_Brano selezionato_
========

Miracolo a Milano
Di Giuseppe Morello
La politica è scontro, polemica ed è dopo tutto normale che alimentandosi di spirito conflittuale preveda anche il colpo basso, l'argomento specioso, o l'affermazione retoricamente efficace, anche se fragile dal punto di vista logico o fattuale. Ma, come sempre, est modus in rebus, c'è modo e modo. In Italia invece accade sistematicamente che le esigenze polemiche l'abbiano sempre vinta su un minimo di verità. Accade in entrambi gli schieramenti, perchè è ormai tutto il dibattito italiano ad essere così, ed é anche il motivo per cui i cittadini guardano i dibattiti in tv più come scontro gladiatorio che come confronto di idee. La discussione sul processo breve è paradigmatica di questo andazzo e cosí accade che diversi esponenti del Pd in pubblico urlino allo scandalo, ma in privato ammettano che forse quella legge dovevano proporla proprio loro, come abbiamo rivelato in esclusiva su Affaritaliani.it l'altro giorno.
Nel calderone della polemica è finita pure la storia del processo sui derivati del Comune di Milano, che secondo alcuni andrebbe all'aria con la nuova legge. Per fortuna - e gliene siamo grati - il vicepresidente del consiglio comunale, il Democratico Davide Corritore, ha spiegato che la nuova legge non mette in pericolo il processo sui derivati. Finalmente una affermazione intellettualmente onesta, ispirata più alla verità che al calcolo politico, ed è musica alle nostre orecchie. Se più politici facessero come Corritore, avremmo una discussione meno assurda di quella attuale in cui ciascuno dice una cosa pensandone un'altra e soprattutto sapendo che la verità è un'altra. Ma la dissimulazione è un antico vizio italiano e sarà difficile che ce ne libereremo.

========

_Consegna_
Quale carica ricopre Davide Corritore secondo il brano? Le voci non hanno alcun legame con il brano.

_Dati forniti_

========

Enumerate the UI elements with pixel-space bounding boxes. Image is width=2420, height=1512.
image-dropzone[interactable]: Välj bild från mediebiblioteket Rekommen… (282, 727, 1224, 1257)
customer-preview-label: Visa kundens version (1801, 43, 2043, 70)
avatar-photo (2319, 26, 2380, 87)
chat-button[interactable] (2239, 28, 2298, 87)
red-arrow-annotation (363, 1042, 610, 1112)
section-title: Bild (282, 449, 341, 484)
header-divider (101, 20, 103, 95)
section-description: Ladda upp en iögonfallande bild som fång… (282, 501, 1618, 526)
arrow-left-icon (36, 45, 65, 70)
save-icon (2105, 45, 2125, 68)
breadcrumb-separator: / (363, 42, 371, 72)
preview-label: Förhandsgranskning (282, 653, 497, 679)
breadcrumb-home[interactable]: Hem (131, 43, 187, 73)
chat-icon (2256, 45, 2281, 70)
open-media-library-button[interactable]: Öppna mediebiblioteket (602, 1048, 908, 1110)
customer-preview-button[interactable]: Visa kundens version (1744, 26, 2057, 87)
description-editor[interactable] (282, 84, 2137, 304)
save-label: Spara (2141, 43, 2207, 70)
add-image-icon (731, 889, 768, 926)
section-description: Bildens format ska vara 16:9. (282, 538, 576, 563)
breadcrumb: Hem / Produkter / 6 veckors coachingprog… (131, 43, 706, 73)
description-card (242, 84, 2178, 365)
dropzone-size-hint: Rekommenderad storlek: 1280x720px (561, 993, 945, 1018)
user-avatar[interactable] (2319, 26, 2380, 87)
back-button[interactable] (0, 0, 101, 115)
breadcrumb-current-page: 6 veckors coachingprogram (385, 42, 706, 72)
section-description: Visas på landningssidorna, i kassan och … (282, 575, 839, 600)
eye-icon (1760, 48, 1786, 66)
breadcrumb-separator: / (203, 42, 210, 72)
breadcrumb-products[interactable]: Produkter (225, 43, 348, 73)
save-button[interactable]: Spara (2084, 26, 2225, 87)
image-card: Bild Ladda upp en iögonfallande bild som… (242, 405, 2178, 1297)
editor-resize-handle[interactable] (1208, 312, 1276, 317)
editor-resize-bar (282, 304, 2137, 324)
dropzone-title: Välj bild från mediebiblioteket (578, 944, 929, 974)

========

_Risposta_
È il vicepresidente del consiglio comunale.